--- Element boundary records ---
************
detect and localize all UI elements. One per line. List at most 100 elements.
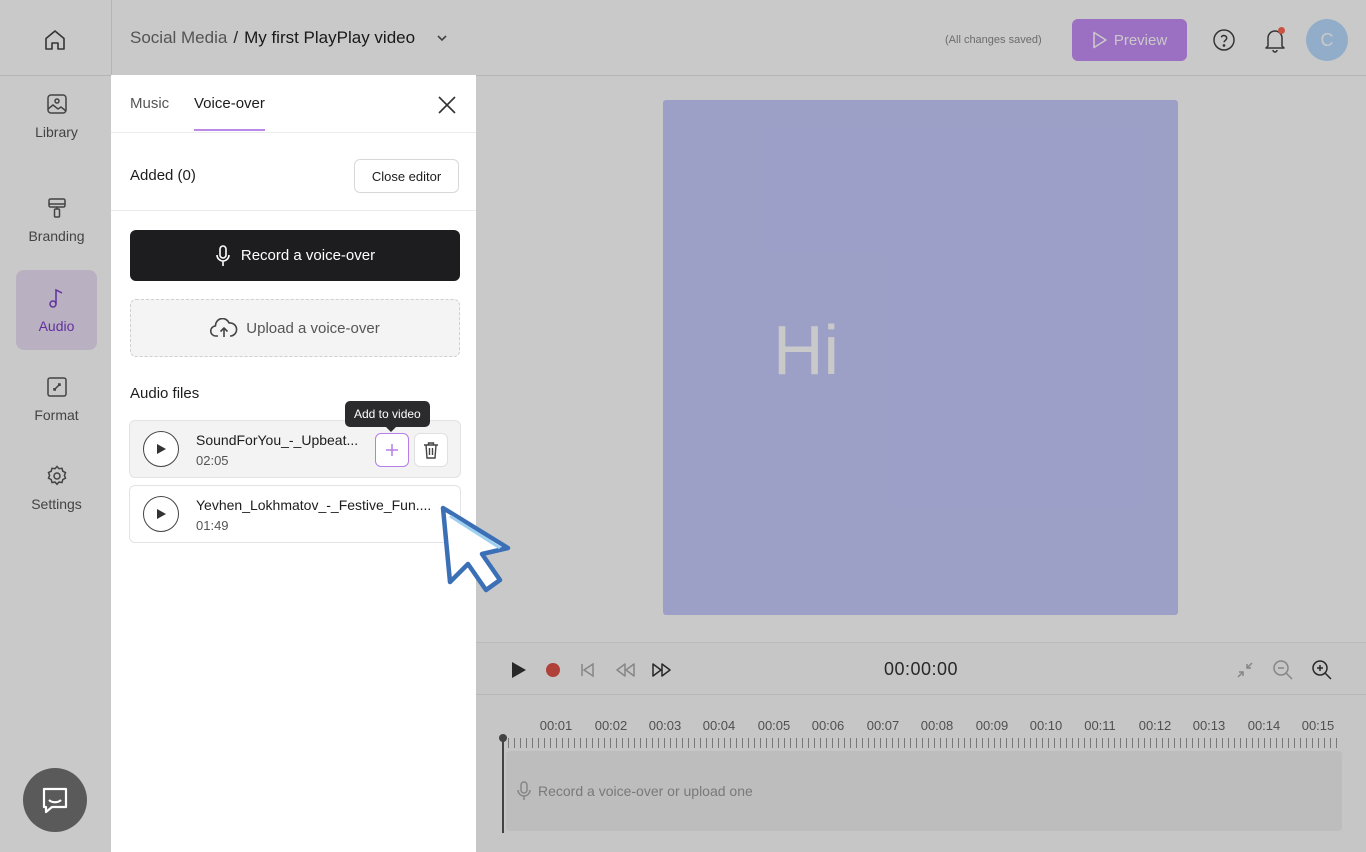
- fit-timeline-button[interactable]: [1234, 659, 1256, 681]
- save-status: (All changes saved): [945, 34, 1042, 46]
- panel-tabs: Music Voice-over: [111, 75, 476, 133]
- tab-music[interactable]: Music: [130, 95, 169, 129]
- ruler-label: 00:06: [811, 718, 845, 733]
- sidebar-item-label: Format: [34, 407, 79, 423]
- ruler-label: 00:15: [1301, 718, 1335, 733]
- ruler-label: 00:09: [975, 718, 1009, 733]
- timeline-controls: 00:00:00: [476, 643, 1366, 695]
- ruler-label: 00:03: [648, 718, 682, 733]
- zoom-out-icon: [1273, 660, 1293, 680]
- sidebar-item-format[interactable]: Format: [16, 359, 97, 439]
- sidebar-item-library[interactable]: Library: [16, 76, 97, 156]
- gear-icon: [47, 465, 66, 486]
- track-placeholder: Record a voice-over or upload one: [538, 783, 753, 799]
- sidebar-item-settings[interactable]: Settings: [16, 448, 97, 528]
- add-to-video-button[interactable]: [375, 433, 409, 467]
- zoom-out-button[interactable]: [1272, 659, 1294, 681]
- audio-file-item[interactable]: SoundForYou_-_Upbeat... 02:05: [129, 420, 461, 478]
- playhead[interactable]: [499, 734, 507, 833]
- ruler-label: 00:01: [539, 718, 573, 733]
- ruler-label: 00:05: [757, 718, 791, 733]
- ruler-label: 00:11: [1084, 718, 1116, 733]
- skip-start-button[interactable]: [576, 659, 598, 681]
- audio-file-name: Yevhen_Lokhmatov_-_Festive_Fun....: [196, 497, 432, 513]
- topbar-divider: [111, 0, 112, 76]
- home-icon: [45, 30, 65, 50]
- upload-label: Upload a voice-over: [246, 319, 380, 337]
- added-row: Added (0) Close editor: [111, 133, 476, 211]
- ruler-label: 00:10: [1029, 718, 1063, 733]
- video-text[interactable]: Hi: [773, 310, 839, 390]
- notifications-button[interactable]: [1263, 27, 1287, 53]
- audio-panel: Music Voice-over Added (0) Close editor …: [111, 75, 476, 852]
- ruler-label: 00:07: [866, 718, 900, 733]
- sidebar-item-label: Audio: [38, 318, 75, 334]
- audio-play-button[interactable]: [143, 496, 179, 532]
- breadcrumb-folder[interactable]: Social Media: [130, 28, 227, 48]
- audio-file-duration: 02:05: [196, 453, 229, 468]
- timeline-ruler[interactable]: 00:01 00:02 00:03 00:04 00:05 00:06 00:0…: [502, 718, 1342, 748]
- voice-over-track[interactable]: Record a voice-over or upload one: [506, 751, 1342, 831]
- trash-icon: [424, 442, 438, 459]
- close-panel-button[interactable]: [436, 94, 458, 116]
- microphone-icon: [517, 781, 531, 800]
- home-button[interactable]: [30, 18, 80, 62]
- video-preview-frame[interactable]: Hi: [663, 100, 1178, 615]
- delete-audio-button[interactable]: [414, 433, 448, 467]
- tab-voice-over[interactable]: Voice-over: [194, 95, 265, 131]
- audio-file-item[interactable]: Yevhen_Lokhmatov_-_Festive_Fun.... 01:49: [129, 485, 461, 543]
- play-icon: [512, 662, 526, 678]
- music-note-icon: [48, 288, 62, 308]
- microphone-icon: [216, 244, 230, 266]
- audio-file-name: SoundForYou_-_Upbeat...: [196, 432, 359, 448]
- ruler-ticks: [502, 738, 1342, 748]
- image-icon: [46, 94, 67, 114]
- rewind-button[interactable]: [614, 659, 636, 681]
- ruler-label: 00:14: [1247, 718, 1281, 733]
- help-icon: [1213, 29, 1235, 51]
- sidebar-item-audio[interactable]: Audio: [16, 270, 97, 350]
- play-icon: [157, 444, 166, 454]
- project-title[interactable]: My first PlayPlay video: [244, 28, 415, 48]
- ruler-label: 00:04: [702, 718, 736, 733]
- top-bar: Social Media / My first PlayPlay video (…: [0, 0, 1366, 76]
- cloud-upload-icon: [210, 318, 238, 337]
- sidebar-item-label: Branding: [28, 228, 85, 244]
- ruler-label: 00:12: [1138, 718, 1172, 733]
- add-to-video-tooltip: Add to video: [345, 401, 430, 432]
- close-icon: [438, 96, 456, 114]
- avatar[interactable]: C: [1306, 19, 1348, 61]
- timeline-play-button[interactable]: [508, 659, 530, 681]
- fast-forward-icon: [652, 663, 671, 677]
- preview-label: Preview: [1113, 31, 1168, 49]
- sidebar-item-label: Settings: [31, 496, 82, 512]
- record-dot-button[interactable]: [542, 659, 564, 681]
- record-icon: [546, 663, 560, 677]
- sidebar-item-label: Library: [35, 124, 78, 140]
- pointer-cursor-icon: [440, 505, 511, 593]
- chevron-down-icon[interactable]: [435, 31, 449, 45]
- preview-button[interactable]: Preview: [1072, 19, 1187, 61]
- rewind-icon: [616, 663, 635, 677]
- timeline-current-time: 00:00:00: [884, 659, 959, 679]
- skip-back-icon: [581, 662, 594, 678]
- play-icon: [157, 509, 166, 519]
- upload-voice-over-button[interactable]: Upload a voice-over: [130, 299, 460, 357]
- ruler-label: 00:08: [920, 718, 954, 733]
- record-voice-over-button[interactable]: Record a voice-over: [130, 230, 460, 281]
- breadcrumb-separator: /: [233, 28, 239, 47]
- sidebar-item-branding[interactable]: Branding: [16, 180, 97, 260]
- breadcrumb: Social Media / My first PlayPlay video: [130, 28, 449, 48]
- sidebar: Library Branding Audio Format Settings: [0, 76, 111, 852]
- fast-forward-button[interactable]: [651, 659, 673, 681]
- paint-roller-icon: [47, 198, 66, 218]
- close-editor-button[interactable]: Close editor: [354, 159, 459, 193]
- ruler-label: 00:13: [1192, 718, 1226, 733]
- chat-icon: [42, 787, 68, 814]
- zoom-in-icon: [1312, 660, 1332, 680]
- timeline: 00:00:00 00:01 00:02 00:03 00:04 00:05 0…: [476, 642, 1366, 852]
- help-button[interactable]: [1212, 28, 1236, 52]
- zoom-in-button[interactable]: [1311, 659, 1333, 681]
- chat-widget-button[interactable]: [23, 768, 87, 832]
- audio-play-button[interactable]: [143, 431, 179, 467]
************
--- The task ---
Transcribe all of the material above word for word, leaving out the picture.

--- Result of the exercise ---
detect and localize all UI elements. One per line. List at most 100 elements.
- fit-timeline-button[interactable]: [1234, 659, 1256, 681]
- save-status: (All changes saved): [945, 34, 1042, 46]
- panel-tabs: Music Voice-over: [111, 75, 476, 133]
- tab-music[interactable]: Music: [130, 95, 169, 129]
- ruler-label: 00:06: [811, 718, 845, 733]
- sidebar-item-label: Format: [34, 407, 79, 423]
- ruler-label: 00:15: [1301, 718, 1335, 733]
- ruler-label: 00:09: [975, 718, 1009, 733]
- timeline-controls: 00:00:00: [476, 643, 1366, 695]
- ruler-label: 00:03: [648, 718, 682, 733]
- zoom-out-icon: [1273, 660, 1293, 680]
- sidebar-item-format[interactable]: Format: [16, 359, 97, 439]
- sidebar-item-library[interactable]: Library: [16, 76, 97, 156]
- gear-icon: [47, 465, 66, 486]
- track-placeholder: Record a voice-over or upload one: [538, 783, 753, 799]
- sidebar-item-settings[interactable]: Settings: [16, 448, 97, 528]
- add-to-video-button[interactable]: [375, 433, 409, 467]
- zoom-out-button[interactable]: [1272, 659, 1294, 681]
- audio-file-item[interactable]: SoundForYou_-_Upbeat... 02:05: [129, 420, 461, 478]
- playhead[interactable]: [499, 734, 507, 833]
- ruler-label: 00:01: [539, 718, 573, 733]
- ruler-label: 00:05: [757, 718, 791, 733]
- ruler-label: 00:11: [1084, 718, 1116, 733]
- skip-start-button[interactable]: [576, 659, 598, 681]
- audio-file-name: Yevhen_Lokhmatov_-_Festive_Fun....: [196, 497, 432, 513]
- topbar-divider: [111, 0, 112, 76]
- home-icon: [45, 30, 65, 50]
- upload-label: Upload a voice-over: [246, 319, 380, 337]
- added-row: Added (0) Close editor: [111, 133, 476, 211]
- ruler-label: 00:10: [1029, 718, 1063, 733]
- video-text[interactable]: Hi: [773, 310, 839, 390]
- notifications-button[interactable]: [1263, 27, 1287, 53]
- audio-panel: Music Voice-over Added (0) Close editor …: [111, 75, 476, 852]
- ruler-label: 00:07: [866, 718, 900, 733]
- sidebar-item-label: Audio: [38, 318, 75, 334]
- audio-play-button[interactable]: [143, 496, 179, 532]
- breadcrumb-folder[interactable]: Social Media: [130, 28, 227, 48]
- audio-file-duration: 02:05: [196, 453, 229, 468]
- timeline-ruler[interactable]: 00:01 00:02 00:03 00:04 00:05 00:06 00:0…: [502, 718, 1342, 748]
- voice-over-track[interactable]: Record a voice-over or upload one: [506, 751, 1342, 831]
- trash-icon: [424, 442, 438, 459]
- close-panel-button[interactable]: [436, 94, 458, 116]
- microphone-icon: [517, 781, 531, 800]
- home-button[interactable]: [30, 18, 80, 62]
- video-preview-frame[interactable]: Hi: [663, 100, 1178, 615]
- delete-audio-button[interactable]: [414, 433, 448, 467]
- tab-voice-over[interactable]: Voice-over: [194, 95, 265, 131]
- audio-file-item[interactable]: Yevhen_Lokhmatov_-_Festive_Fun.... 01:49: [129, 485, 461, 543]
- play-icon: [512, 662, 526, 678]
- music-note-icon: [48, 288, 62, 308]
- microphone-icon: [216, 244, 230, 266]
- audio-file-name: SoundForYou_-_Upbeat...: [196, 432, 359, 448]
- ruler-ticks: [502, 738, 1342, 748]
- image-icon: [46, 94, 67, 114]
- rewind-button[interactable]: [614, 659, 636, 681]
- ruler-label: 00:14: [1247, 718, 1281, 733]
- help-icon: [1213, 29, 1235, 51]
- sidebar-item-audio[interactable]: Audio: [16, 270, 97, 350]
- play-icon: [157, 444, 166, 454]
- project-title[interactable]: My first PlayPlay video: [244, 28, 415, 48]
- ruler-label: 00:04: [702, 718, 736, 733]
- top-bar: Social Media / My first PlayPlay video (…: [0, 0, 1366, 76]
- cloud-upload-icon: [210, 318, 238, 337]
- sidebar-item-label: Branding: [28, 228, 85, 244]
- ruler-label: 00:12: [1138, 718, 1172, 733]
- add-to-video-tooltip: Add to video: [345, 401, 430, 432]
- close-icon: [438, 96, 456, 114]
- avatar[interactable]: C: [1306, 19, 1348, 61]
- timeline-play-button[interactable]: [508, 659, 530, 681]
- fast-forward-icon: [652, 663, 671, 677]
- preview-label: Preview: [1113, 31, 1168, 49]
- sidebar-item-label: Settings: [31, 496, 82, 512]
- record-dot-button[interactable]: [542, 659, 564, 681]
- record-icon: [546, 663, 560, 677]
- sidebar-item-label: Library: [35, 124, 78, 140]
- pointer-cursor-icon: [440, 505, 511, 593]
- chevron-down-icon[interactable]: [435, 31, 449, 45]
- preview-button[interactable]: Preview: [1072, 19, 1187, 61]
- rewind-icon: [616, 663, 635, 677]
- timeline-current-time: 00:00:00: [884, 659, 959, 679]
- skip-back-icon: [581, 662, 594, 678]
- play-icon: [157, 509, 166, 519]
- upload-voice-over-button[interactable]: Upload a voice-over: [130, 299, 460, 357]
- ruler-label: 00:08: [920, 718, 954, 733]
- record-voice-over-button[interactable]: Record a voice-over: [130, 230, 460, 281]
- breadcrumb-separator: /: [233, 28, 239, 47]
- sidebar-item-branding[interactable]: Branding: [16, 180, 97, 260]
- breadcrumb: Social Media / My first PlayPlay video: [130, 28, 449, 48]
- sidebar: Library Branding Audio Format Settings: [0, 76, 111, 852]
- fast-forward-button[interactable]: [651, 659, 673, 681]
- paint-roller-icon: [47, 198, 66, 218]
- close-editor-button[interactable]: Close editor: [354, 159, 459, 193]
- ruler-label: 00:13: [1192, 718, 1226, 733]
- chat-icon: [42, 787, 68, 814]
- zoom-in-icon: [1312, 660, 1332, 680]
- timeline: 00:00:00 00:01 00:02 00:03 00:04 00:05 0…: [476, 642, 1366, 852]
- help-button[interactable]: [1212, 28, 1236, 52]
- zoom-in-button[interactable]: [1311, 659, 1333, 681]
- chat-widget-button[interactable]: [23, 768, 87, 832]
- audio-play-button[interactable]: [143, 431, 179, 467]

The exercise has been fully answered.